§ EXTRACTED TEXT
Show that the bisectors of angles of a parallelogram form a rectangle.
Solution:
Given: A parallelogram in which bisector of angle A, B, C, D intersect at P, Q, R, S to form a quadrilateral PQRS.
To prove: Quadrilateral PQRS is a rectangle.
Proof: Since ABCD is a parallelogram. Therefore, AB || DC.

Now, AB || DC, and transversal AD cuts them, so we have
∠A + ∠D = 180°
\(\frac{1}{2}\)∠A + \(\frac{1}{2}\)∠D = \(\frac{180°}{2}\)
∠DAS + ∠ADS = 90°
But in ΔASD, we have
∠ADS + ∠DAS + ∠ASD = 180°
90° + ∠ASD = 180°
∠ASD = 90°
∠RSP = ∠ASD (vertically opposite angle)
∠RSP = 90°
Similarly, we can prove that
∠SRQ = 90°, ∠RQP = 90° and ∠QPS = 90°
Thus, PQRS is a quadrilateral each of whose angle is 90°.
Hence, PQRS is a rectangle.

Question 6.
If a triangle and a parallelogram lie on the same base and between the same parallels then prove that the area of the triangle is equal to half of the area of parallelogram.

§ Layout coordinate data
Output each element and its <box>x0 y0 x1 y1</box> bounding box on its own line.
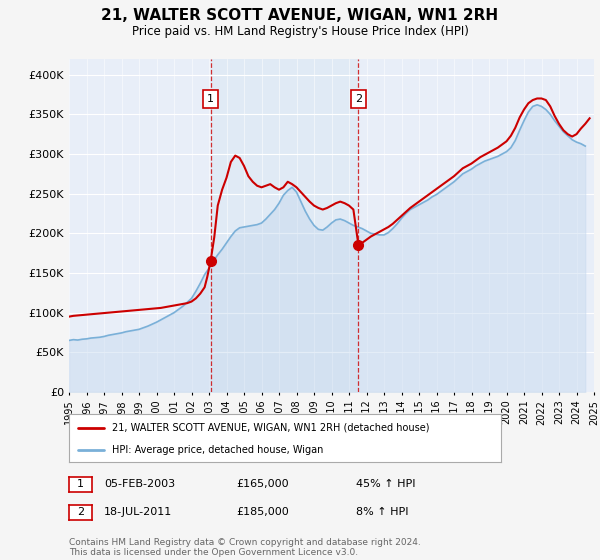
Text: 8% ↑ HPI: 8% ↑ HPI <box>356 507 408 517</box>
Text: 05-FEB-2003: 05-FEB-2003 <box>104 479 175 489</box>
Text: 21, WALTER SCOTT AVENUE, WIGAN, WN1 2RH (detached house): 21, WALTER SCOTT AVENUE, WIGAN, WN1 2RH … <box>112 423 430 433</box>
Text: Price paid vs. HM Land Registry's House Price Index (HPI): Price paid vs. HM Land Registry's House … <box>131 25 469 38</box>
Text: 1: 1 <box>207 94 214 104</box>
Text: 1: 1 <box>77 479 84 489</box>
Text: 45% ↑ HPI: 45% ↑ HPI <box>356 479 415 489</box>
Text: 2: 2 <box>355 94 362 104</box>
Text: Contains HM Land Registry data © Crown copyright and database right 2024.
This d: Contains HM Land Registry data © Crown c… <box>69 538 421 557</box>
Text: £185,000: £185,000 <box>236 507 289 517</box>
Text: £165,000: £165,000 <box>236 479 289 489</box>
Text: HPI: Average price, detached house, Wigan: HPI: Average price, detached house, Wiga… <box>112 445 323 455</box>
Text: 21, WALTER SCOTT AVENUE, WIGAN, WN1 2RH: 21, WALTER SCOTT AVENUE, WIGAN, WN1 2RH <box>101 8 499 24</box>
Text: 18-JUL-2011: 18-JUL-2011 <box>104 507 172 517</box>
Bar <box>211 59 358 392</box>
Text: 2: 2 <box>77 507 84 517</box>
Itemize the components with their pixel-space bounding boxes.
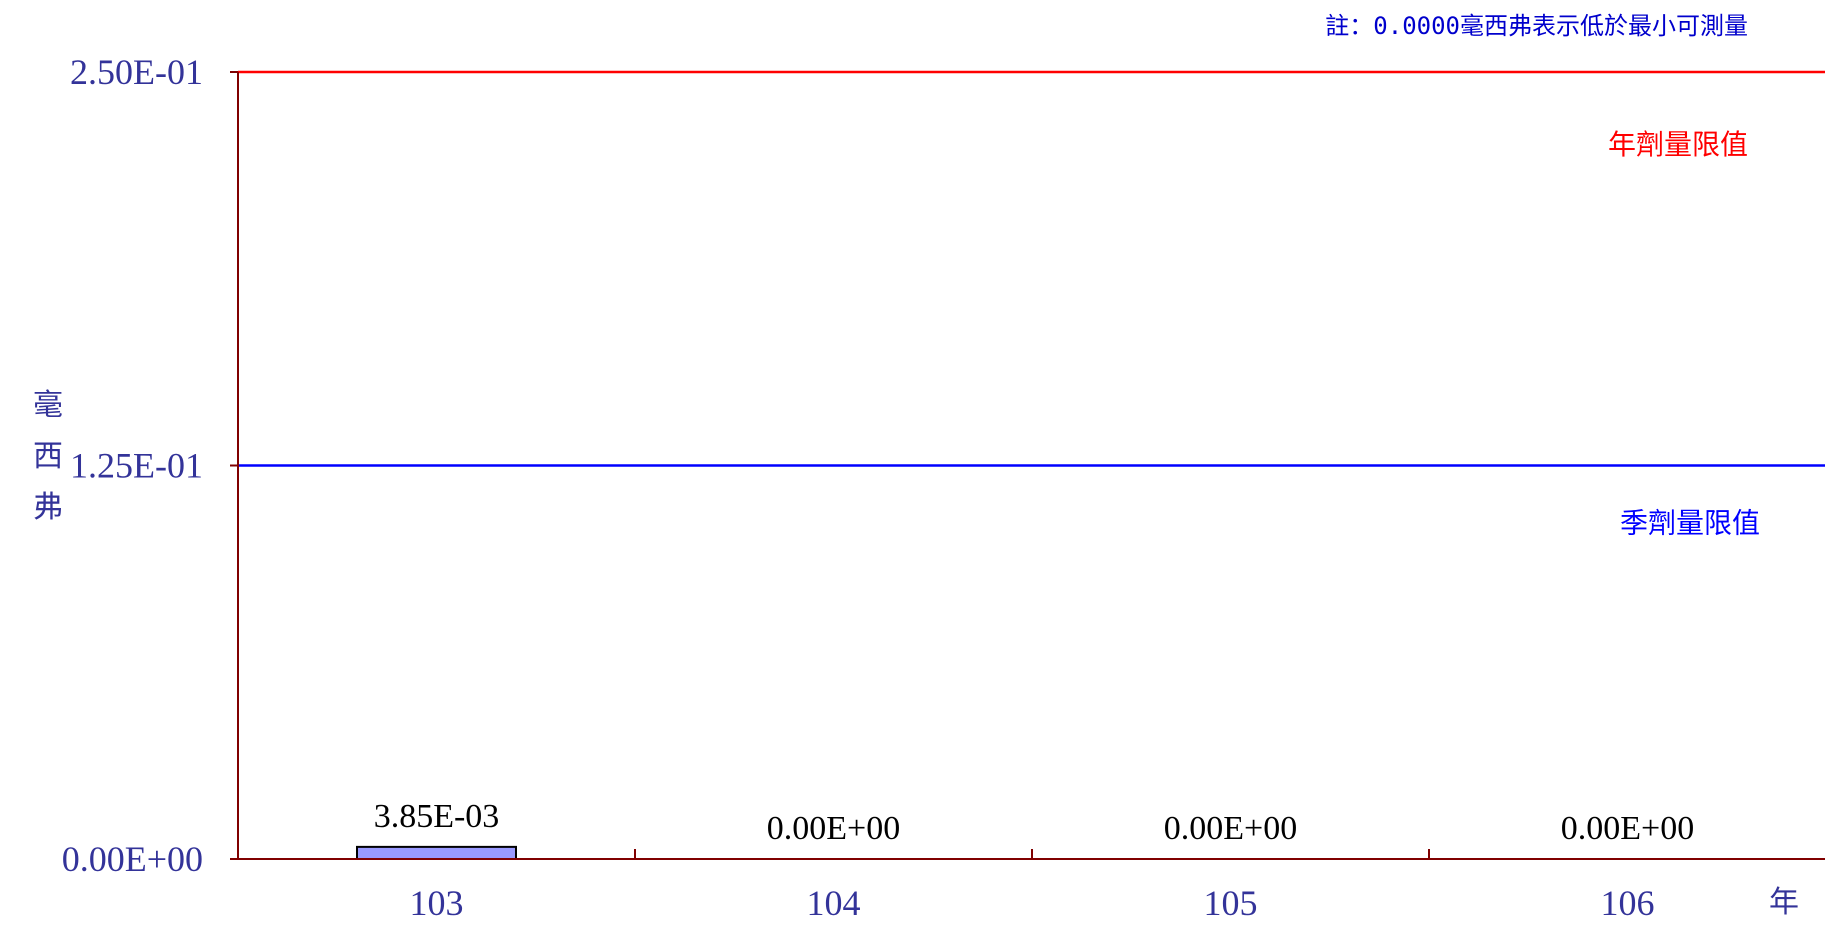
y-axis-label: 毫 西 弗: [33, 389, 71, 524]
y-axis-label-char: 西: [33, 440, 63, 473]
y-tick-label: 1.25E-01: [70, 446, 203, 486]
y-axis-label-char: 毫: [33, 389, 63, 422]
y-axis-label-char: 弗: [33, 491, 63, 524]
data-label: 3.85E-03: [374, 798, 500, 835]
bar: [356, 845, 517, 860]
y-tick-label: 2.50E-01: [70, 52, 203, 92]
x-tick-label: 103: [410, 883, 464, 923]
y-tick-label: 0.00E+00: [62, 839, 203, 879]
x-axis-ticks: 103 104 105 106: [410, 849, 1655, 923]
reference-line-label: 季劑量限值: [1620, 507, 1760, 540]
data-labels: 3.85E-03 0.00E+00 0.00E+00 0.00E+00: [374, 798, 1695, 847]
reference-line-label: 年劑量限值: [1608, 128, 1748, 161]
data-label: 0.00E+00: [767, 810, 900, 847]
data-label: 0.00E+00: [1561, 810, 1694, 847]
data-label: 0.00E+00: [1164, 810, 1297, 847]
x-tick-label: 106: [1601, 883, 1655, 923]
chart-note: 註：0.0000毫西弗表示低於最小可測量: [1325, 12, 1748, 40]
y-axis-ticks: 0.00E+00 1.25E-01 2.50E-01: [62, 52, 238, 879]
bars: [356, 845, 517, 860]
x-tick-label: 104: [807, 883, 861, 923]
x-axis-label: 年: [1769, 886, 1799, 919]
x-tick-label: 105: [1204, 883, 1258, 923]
==
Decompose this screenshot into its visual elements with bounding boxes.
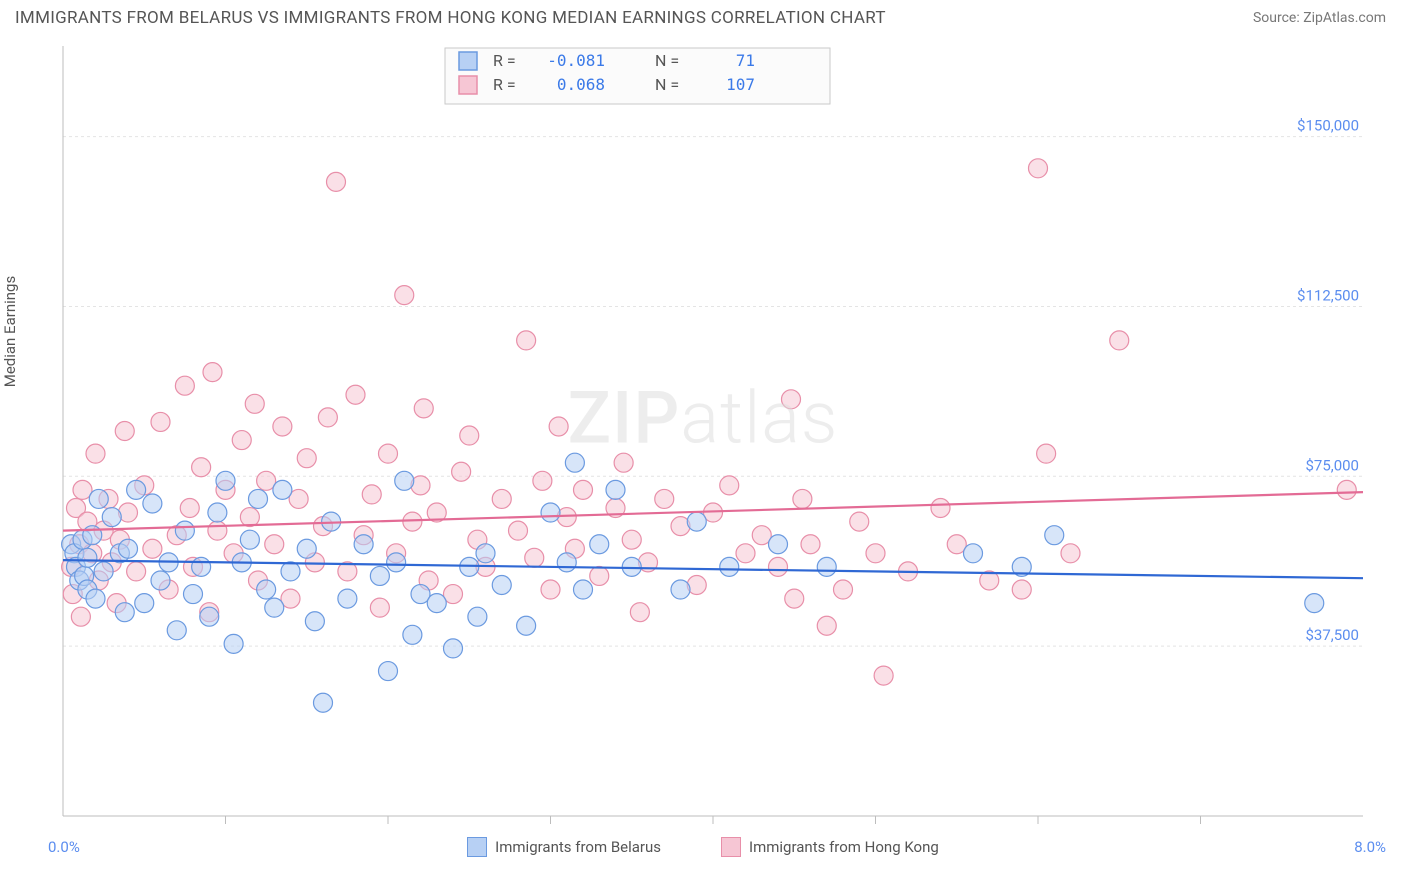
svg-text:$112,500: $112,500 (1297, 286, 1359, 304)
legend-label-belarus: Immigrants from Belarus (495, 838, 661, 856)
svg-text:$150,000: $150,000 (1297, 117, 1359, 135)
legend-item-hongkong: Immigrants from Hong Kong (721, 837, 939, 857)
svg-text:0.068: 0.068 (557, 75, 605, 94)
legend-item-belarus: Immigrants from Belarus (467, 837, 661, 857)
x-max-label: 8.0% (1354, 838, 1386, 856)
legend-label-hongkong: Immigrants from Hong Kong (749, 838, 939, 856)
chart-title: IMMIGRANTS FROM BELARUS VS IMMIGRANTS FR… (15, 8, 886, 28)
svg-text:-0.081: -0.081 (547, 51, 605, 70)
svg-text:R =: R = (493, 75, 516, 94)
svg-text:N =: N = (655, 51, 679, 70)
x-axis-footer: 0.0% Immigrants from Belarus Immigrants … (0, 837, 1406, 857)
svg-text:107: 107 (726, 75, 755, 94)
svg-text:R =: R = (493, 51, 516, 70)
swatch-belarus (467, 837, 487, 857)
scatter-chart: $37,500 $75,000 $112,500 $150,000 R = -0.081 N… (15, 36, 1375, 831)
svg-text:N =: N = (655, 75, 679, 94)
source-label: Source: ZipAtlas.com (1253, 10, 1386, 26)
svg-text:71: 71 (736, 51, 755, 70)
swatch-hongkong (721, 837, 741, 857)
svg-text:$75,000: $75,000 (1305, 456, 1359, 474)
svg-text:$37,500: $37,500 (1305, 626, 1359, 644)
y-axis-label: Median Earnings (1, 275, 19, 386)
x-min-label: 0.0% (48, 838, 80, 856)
...
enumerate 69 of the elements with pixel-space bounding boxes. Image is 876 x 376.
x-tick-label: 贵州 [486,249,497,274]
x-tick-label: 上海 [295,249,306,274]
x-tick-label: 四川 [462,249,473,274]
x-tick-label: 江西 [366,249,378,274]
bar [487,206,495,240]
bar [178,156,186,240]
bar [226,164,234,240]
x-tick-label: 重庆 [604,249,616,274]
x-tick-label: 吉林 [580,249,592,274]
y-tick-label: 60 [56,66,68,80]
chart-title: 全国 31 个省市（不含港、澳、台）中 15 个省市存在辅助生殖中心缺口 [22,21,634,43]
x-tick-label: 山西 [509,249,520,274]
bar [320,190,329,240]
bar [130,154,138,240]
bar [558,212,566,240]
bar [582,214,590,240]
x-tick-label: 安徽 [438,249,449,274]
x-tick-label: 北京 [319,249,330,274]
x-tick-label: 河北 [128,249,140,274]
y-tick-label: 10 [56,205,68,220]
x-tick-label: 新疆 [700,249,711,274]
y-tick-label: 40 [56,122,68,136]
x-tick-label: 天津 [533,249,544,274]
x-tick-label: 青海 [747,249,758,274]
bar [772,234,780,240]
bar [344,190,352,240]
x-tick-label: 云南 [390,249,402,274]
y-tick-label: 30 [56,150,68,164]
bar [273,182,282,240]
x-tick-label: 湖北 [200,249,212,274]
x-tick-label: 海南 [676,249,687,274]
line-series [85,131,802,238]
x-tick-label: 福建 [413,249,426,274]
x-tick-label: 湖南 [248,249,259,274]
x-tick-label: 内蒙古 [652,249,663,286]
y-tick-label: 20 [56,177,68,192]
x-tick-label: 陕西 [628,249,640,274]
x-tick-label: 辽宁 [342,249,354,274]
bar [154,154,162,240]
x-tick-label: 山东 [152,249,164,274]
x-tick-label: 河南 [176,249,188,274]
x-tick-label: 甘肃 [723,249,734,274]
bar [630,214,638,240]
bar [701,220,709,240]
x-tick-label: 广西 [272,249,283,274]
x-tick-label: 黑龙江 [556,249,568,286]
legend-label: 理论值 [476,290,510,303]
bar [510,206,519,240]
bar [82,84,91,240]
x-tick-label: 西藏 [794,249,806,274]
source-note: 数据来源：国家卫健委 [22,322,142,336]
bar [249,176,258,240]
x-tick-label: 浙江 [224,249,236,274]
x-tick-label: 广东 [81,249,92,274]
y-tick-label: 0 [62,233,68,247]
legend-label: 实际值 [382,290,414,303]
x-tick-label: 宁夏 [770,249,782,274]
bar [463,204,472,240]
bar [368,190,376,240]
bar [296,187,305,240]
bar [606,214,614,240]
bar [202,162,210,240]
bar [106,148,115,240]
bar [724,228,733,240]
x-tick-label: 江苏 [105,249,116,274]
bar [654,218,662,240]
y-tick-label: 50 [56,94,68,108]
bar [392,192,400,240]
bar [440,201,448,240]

§ DESCRIPTION OF THE TASK
Write what comes next in the parallelogram geometry text, starting right after its last sentence. This layout coordinate data comes from a separate source.

§ RESPONSE
Solution:
Let ΔAPB and parallelogram ABCD lie on base AB and between parallels AB and PC.
To show area ΔAPB = \(\frac{1}{2}\) Area (ABCD)
Now, draw BQ || AP. Then ABQP is a parallelogram.
Now area ABQP = Area ABCD
(They are on same base AB and between same parallels AB and PC)

⇒ ΔPAB ≅ ΔBQP
Area PAB = Area BQP
= \(\frac{1}{2}\) Area ABQP
= \(\frac{1}{2}\) Area ABCD

Question 7.
Iron rods a, b, c, d, e, and f are making a design in a bridge as shown in the figure.

If a || b, c || d, e || f, find the marked angles between
(i) b and c
(ii) d and e
(iii) d and f
(iv) c and f
Solution:
(i) Angle between b and c = 30°
(vertically opposite angles)

(ii) Angle between d and e = 180° – 75° = 105°
(sum of the adjacent angles of a parallelogram is 180°)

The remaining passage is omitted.